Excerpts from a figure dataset
<<<<
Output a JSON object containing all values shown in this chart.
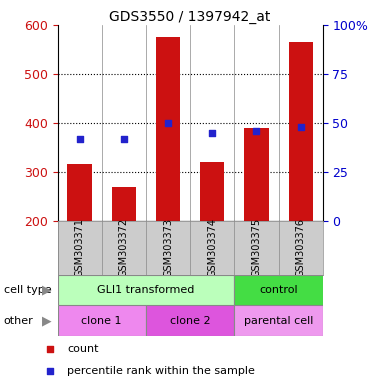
{
  "title": "GDS3550 / 1397942_at",
  "samples": [
    "GSM303371",
    "GSM303372",
    "GSM303373",
    "GSM303374",
    "GSM303375",
    "GSM303376"
  ],
  "counts": [
    315,
    270,
    575,
    320,
    390,
    565
  ],
  "percentile_ranks": [
    42,
    42,
    50,
    45,
    46,
    48
  ],
  "ylim_left": [
    200,
    600
  ],
  "ylim_right": [
    0,
    100
  ],
  "yticks_left": [
    200,
    300,
    400,
    500,
    600
  ],
  "yticks_right": [
    0,
    25,
    50,
    75,
    100
  ],
  "bar_color": "#cc1111",
  "dot_color": "#2222cc",
  "bar_bottom": 200,
  "cell_type_groups": [
    {
      "label": "GLI1 transformed",
      "span": [
        0,
        4
      ],
      "color": "#bbffbb"
    },
    {
      "label": "control",
      "span": [
        4,
        6
      ],
      "color": "#44dd44"
    }
  ],
  "other_groups": [
    {
      "label": "clone 1",
      "span": [
        0,
        2
      ],
      "color": "#ee88ee"
    },
    {
      "label": "clone 2",
      "span": [
        2,
        4
      ],
      "color": "#dd55dd"
    },
    {
      "label": "parental cell",
      "span": [
        4,
        6
      ],
      "color": "#ee99ee"
    }
  ],
  "background_color": "#ffffff",
  "tick_label_color_left": "#cc1111",
  "tick_label_color_right": "#0000cc",
  "bar_width": 0.55,
  "label_area_color": "#cccccc"
}
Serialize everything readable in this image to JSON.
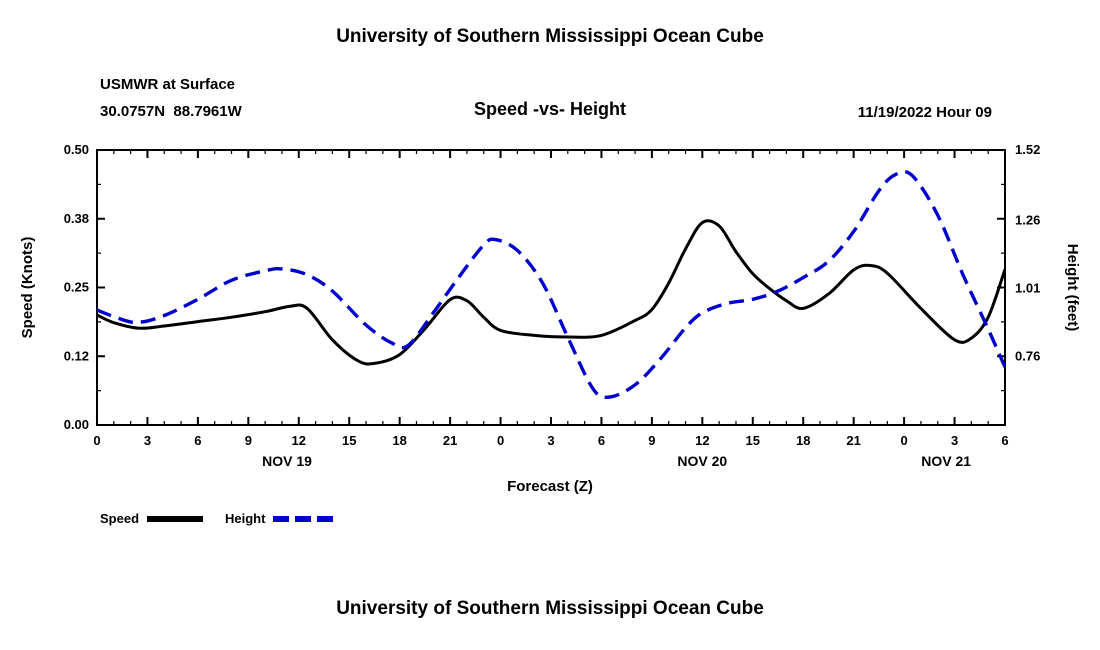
{
  "page": {
    "top_title": "University of Southern Mississippi Ocean Cube",
    "bottom_title": "University of Southern Mississippi Ocean Cube"
  },
  "header": {
    "station": "USMWR at Surface",
    "location": "30.0757N  88.7961W",
    "plot_title": "Speed -vs- Height",
    "datetime_label": "11/19/2022 Hour 09"
  },
  "chart_data": {
    "type": "line",
    "title": "Speed -vs- Height",
    "xlabel": "Forecast (Z)",
    "ylabel_left": "Speed (Knots)",
    "ylabel_right": "Height (feet)",
    "grid": false,
    "legend_position": "bottom-left",
    "x_range": [
      0,
      54
    ],
    "x_tick_hours": [
      0,
      3,
      6,
      9,
      12,
      15,
      18,
      21,
      24,
      27,
      30,
      33,
      36,
      39,
      42,
      45,
      48,
      51,
      54
    ],
    "x_tick_labels": [
      "0",
      "3",
      "6",
      "9",
      "12",
      "15",
      "18",
      "21",
      "0",
      "3",
      "6",
      "9",
      "12",
      "15",
      "18",
      "21",
      "0",
      "3",
      "6"
    ],
    "date_labels": [
      {
        "label": "NOV 19",
        "hour": 11.3
      },
      {
        "label": "NOV 20",
        "hour": 36
      },
      {
        "label": "NOV 21",
        "hour": 50.5
      }
    ],
    "y_left_range": [
      0,
      0.5
    ],
    "y_left_tick_values": [
      0,
      0.125,
      0.25,
      0.375,
      0.5
    ],
    "y_left_tick_labels": [
      "0.00",
      "0.12",
      "0.25",
      "0.38",
      "0.50"
    ],
    "y_right_range": [
      0.5067,
      1.52
    ],
    "y_right_tick_values": [
      0.76,
      1.01,
      1.26,
      1.52
    ],
    "y_right_tick_labels": [
      "0.76",
      "1.01",
      "1.26",
      "1.52"
    ],
    "series": [
      {
        "name": "Speed",
        "axis": "left",
        "units": "knots",
        "color": "#000000",
        "style": "solid",
        "x": [
          0,
          1,
          2.5,
          4,
          6,
          8,
          10,
          11.5,
          12.5,
          14,
          15.5,
          16.5,
          18,
          19.5,
          21,
          22,
          23,
          24,
          26,
          28,
          30,
          32,
          33,
          34,
          35,
          36,
          37,
          38,
          39,
          40,
          41,
          42,
          43.5,
          45,
          46,
          47,
          49,
          51,
          52,
          53,
          54
        ],
        "y": [
          0.2,
          0.186,
          0.176,
          0.18,
          0.188,
          0.196,
          0.206,
          0.216,
          0.212,
          0.155,
          0.117,
          0.112,
          0.128,
          0.175,
          0.228,
          0.226,
          0.196,
          0.172,
          0.163,
          0.16,
          0.163,
          0.19,
          0.21,
          0.258,
          0.32,
          0.368,
          0.362,
          0.315,
          0.275,
          0.248,
          0.226,
          0.212,
          0.238,
          0.282,
          0.29,
          0.276,
          0.212,
          0.155,
          0.158,
          0.196,
          0.283
        ]
      },
      {
        "name": "Height",
        "axis": "right",
        "units": "feet",
        "color": "#0000cd",
        "style": "dashed",
        "x": [
          0,
          1.5,
          2.5,
          4,
          6,
          8,
          10,
          11,
          12.5,
          14,
          16,
          17.5,
          18.5,
          20,
          21.5,
          23,
          23.7,
          25,
          26.5,
          28,
          29.5,
          30.5,
          32,
          33.5,
          35,
          36,
          37.5,
          39,
          40.5,
          42,
          43.5,
          45,
          46.5,
          47.5,
          48.5,
          50,
          51.5,
          53,
          54
        ],
        "y": [
          0.93,
          0.895,
          0.885,
          0.91,
          0.97,
          1.04,
          1.075,
          1.082,
          1.06,
          1.0,
          0.875,
          0.81,
          0.8,
          0.92,
          1.05,
          1.17,
          1.19,
          1.15,
          1.03,
          0.83,
          0.64,
          0.61,
          0.655,
          0.75,
          0.865,
          0.92,
          0.955,
          0.97,
          1.0,
          1.05,
          1.11,
          1.22,
          1.37,
          1.43,
          1.425,
          1.28,
          1.06,
          0.86,
          0.72
        ]
      }
    ]
  }
}
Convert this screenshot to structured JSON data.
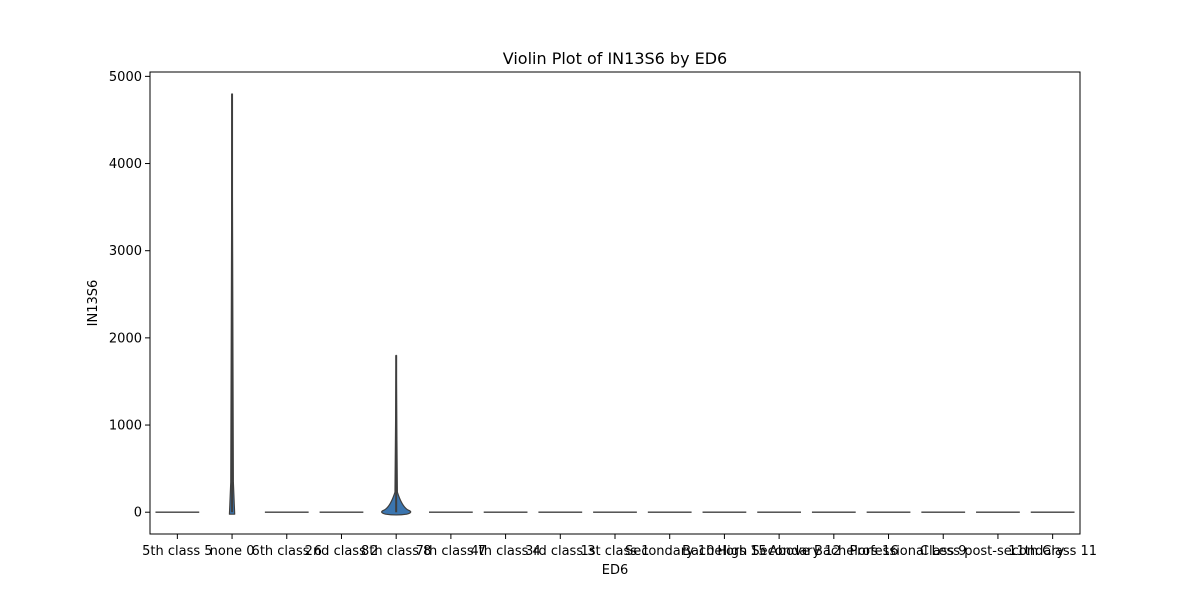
{
  "colors": {
    "violin_fill": "#3b75af",
    "violin_edge": "#3f3f3f",
    "axes_edge": "#000000"
  },
  "chart_data": {
    "type": "violin",
    "title": "Violin Plot of IN13S6 by ED6",
    "xlabel": "ED6",
    "ylabel": "IN13S6",
    "ylim": [
      -250,
      5050
    ],
    "yticks": [
      0,
      1000,
      2000,
      3000,
      4000,
      5000
    ],
    "ytick_labels": [
      "0",
      "1000",
      "2000",
      "3000",
      "4000",
      "5000"
    ],
    "grid": false,
    "legend": "none",
    "categories": [
      "5th class 5",
      "none 0",
      "6th class 6",
      "2nd class 2",
      "8th class 8",
      "7th class 7",
      "4th class 4",
      "3rd class 3",
      "1st class 1",
      "Secondary 10",
      "Bachelors 15",
      "High Secondary 12",
      "Above Bachelors 16",
      "Professional",
      "Class 9",
      "Less post-secondary",
      "11th Class 11"
    ],
    "series": [
      {
        "category": "5th class 5",
        "min": 0,
        "max": 0,
        "bulk_width": 0
      },
      {
        "category": "none 0",
        "min": 0,
        "max": 4800,
        "bulk_width": 0.12
      },
      {
        "category": "6th class 6",
        "min": 0,
        "max": 0,
        "bulk_width": 0
      },
      {
        "category": "2nd class 2",
        "min": 0,
        "max": 0,
        "bulk_width": 0
      },
      {
        "category": "8th class 8",
        "min": 0,
        "max": 1800,
        "bulk_width": 0.8
      },
      {
        "category": "7th class 7",
        "min": 0,
        "max": 0,
        "bulk_width": 0
      },
      {
        "category": "4th class 4",
        "min": 0,
        "max": 0,
        "bulk_width": 0
      },
      {
        "category": "3rd class 3",
        "min": 0,
        "max": 0,
        "bulk_width": 0
      },
      {
        "category": "1st class 1",
        "min": 0,
        "max": 0,
        "bulk_width": 0
      },
      {
        "category": "Secondary 10",
        "min": 0,
        "max": 0,
        "bulk_width": 0
      },
      {
        "category": "Bachelors 15",
        "min": 0,
        "max": 0,
        "bulk_width": 0
      },
      {
        "category": "High Secondary 12",
        "min": 0,
        "max": 0,
        "bulk_width": 0
      },
      {
        "category": "Above Bachelors 16",
        "min": 0,
        "max": 0,
        "bulk_width": 0
      },
      {
        "category": "Professional",
        "min": 0,
        "max": 0,
        "bulk_width": 0
      },
      {
        "category": "Class 9",
        "min": 0,
        "max": 0,
        "bulk_width": 0
      },
      {
        "category": "Less post-secondary",
        "min": 0,
        "max": 0,
        "bulk_width": 0
      },
      {
        "category": "11th Class 11",
        "min": 0,
        "max": 0,
        "bulk_width": 0
      }
    ]
  }
}
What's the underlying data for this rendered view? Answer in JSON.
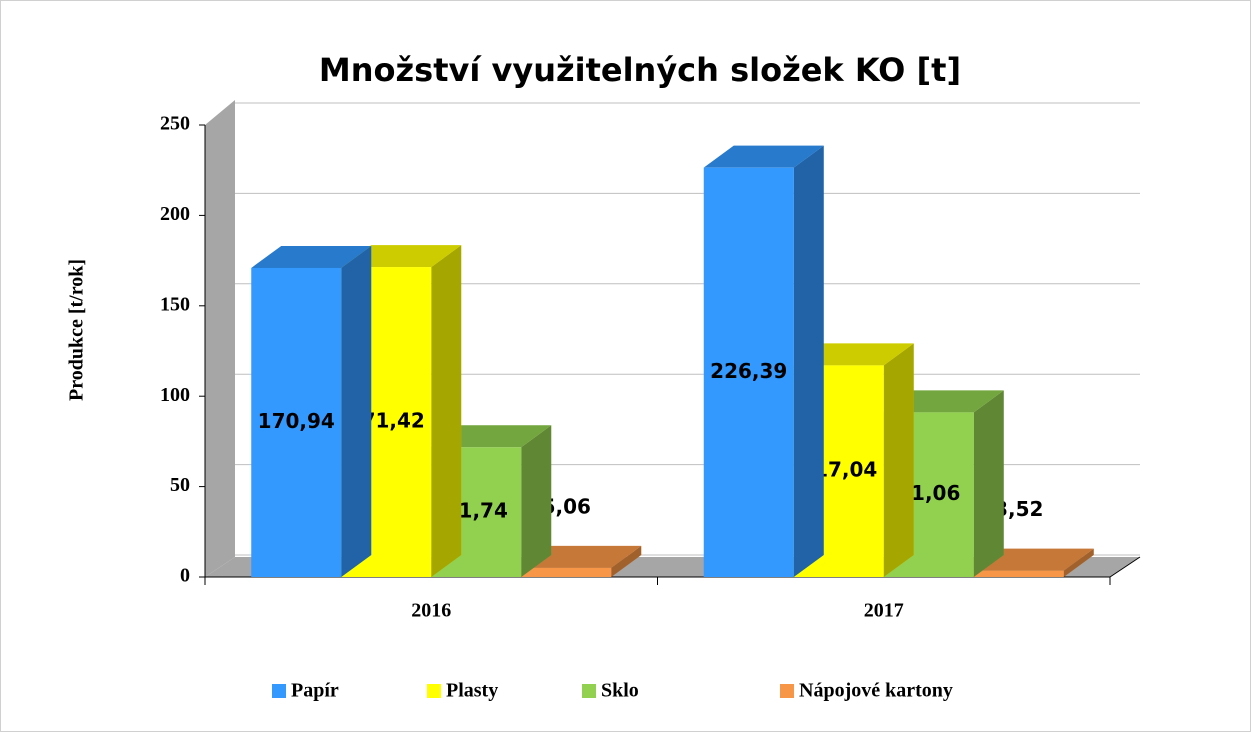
>>>>
### What you have to do
Gather, from the listing above, every line carrying the word "this".

### Exercise result
Output a JSON object containing all values shown in this chart.
Serialize everything readable in this image to JSON.
Convert this screenshot to structured JSON data.
What's the underlying data for this rendered view? Answer in JSON.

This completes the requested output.